PROBLEM REQUIREMENTS: Tally up the lines below that include the word "Philip". Answer with the number alone.

Stored data entries
#####

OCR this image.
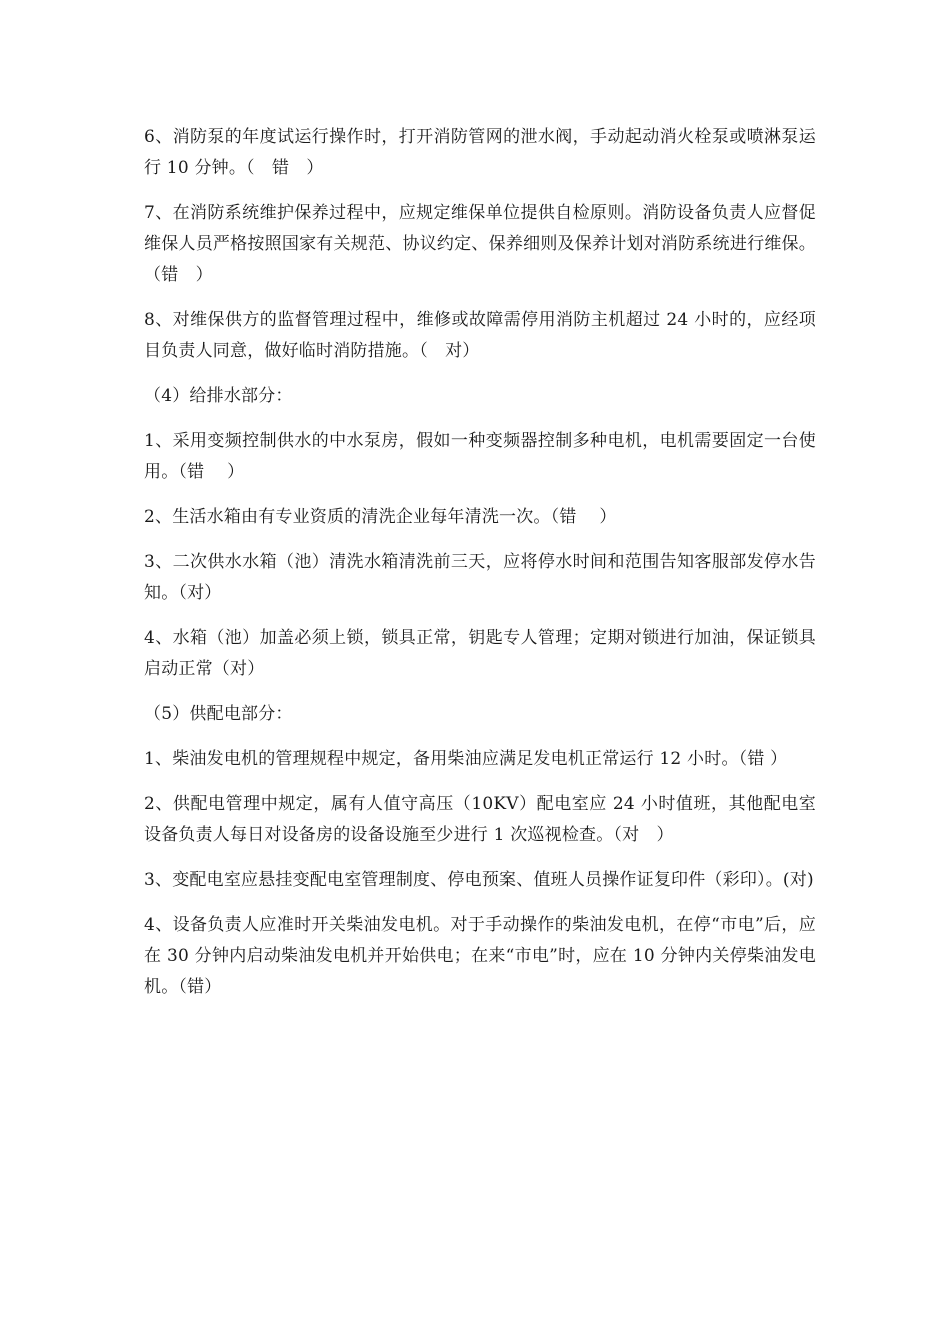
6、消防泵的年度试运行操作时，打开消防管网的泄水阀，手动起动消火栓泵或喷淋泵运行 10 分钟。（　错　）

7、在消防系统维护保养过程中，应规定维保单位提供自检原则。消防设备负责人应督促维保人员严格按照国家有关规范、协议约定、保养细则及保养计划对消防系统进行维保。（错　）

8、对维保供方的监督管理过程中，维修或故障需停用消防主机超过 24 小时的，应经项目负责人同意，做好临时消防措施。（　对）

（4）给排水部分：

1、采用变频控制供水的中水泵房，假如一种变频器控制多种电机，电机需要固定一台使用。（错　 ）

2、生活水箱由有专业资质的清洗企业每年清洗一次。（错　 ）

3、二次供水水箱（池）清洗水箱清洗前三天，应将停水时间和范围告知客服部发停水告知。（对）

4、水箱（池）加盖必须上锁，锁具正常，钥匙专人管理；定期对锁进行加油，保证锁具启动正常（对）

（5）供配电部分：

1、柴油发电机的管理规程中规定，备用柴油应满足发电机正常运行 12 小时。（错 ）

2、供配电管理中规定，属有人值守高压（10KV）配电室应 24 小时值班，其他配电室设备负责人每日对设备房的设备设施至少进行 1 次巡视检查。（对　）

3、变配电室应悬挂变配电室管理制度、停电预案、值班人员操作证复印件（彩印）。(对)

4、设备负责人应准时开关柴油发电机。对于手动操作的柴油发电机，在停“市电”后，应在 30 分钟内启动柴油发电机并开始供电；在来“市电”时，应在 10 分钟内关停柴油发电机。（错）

#####

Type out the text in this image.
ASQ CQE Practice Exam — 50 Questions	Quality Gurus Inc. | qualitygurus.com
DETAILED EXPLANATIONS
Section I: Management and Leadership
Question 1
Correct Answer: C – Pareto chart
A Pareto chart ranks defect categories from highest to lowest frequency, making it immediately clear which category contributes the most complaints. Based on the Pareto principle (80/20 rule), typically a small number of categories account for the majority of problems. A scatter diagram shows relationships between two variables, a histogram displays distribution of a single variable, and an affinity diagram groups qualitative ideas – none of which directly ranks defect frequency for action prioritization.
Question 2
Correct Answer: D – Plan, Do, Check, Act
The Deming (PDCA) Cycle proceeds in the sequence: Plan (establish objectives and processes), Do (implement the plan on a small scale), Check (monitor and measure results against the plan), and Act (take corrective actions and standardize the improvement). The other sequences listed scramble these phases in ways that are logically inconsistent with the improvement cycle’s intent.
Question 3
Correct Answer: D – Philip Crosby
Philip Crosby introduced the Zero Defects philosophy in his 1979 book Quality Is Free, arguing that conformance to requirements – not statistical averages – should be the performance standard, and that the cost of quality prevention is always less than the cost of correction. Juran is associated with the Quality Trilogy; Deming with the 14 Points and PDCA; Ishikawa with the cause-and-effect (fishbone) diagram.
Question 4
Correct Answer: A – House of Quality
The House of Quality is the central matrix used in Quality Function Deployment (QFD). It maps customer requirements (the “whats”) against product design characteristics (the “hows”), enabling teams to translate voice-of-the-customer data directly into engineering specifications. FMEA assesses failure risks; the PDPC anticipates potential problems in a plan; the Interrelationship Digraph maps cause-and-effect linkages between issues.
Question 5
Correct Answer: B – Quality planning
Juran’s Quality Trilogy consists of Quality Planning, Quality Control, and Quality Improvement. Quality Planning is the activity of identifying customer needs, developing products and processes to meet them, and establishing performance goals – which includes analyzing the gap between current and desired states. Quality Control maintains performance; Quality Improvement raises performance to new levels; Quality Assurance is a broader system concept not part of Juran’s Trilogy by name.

#####

THE OUTPUT: 2